═════ Input data ═════
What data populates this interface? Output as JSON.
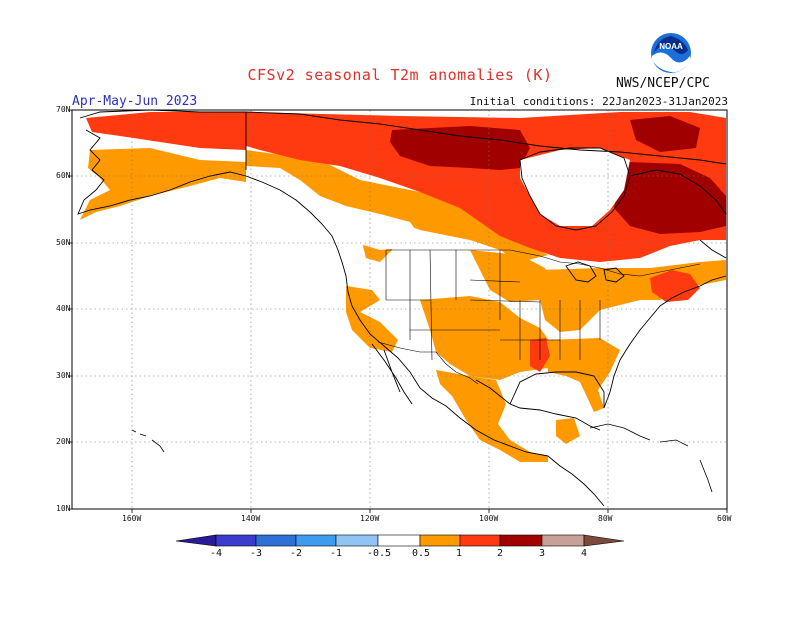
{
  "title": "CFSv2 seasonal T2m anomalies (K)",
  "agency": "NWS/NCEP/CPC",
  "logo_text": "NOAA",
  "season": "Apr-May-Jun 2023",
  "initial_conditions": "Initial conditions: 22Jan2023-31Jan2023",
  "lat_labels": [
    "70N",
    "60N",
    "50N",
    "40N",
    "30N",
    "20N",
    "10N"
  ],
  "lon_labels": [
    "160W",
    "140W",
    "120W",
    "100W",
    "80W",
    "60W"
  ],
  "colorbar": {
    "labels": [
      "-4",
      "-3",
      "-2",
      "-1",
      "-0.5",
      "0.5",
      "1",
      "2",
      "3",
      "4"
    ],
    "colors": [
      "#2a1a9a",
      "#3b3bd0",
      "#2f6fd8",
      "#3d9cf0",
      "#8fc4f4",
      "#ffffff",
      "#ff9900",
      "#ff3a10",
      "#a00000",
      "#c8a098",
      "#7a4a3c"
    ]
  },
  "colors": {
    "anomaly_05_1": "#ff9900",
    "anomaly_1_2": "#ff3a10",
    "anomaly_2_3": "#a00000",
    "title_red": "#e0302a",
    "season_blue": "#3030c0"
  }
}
═════
Description of the task: Reproduce each line exactly as it appears, omitting the pictures.

Exercise response:
What data populates this interface? Output as JSON.
{
  "title": "CFSv2 seasonal T2m anomalies (K)",
  "agency": "NWS/NCEP/CPC",
  "logo_text": "NOAA",
  "season": "Apr-May-Jun 2023",
  "initial_conditions": "Initial conditions: 22Jan2023-31Jan2023",
  "lat_labels": [
    "70N",
    "60N",
    "50N",
    "40N",
    "30N",
    "20N",
    "10N"
  ],
  "lon_labels": [
    "160W",
    "140W",
    "120W",
    "100W",
    "80W",
    "60W"
  ],
  "colorbar": {
    "labels": [
      "-4",
      "-3",
      "-2",
      "-1",
      "-0.5",
      "0.5",
      "1",
      "2",
      "3",
      "4"
    ],
    "colors": [
      "#2a1a9a",
      "#3b3bd0",
      "#2f6fd8",
      "#3d9cf0",
      "#8fc4f4",
      "#ffffff",
      "#ff9900",
      "#ff3a10",
      "#a00000",
      "#c8a098",
      "#7a4a3c"
    ]
  },
  "colors": {
    "anomaly_05_1": "#ff9900",
    "anomaly_1_2": "#ff3a10",
    "anomaly_2_3": "#a00000",
    "title_red": "#e0302a",
    "season_blue": "#3030c0"
  }
}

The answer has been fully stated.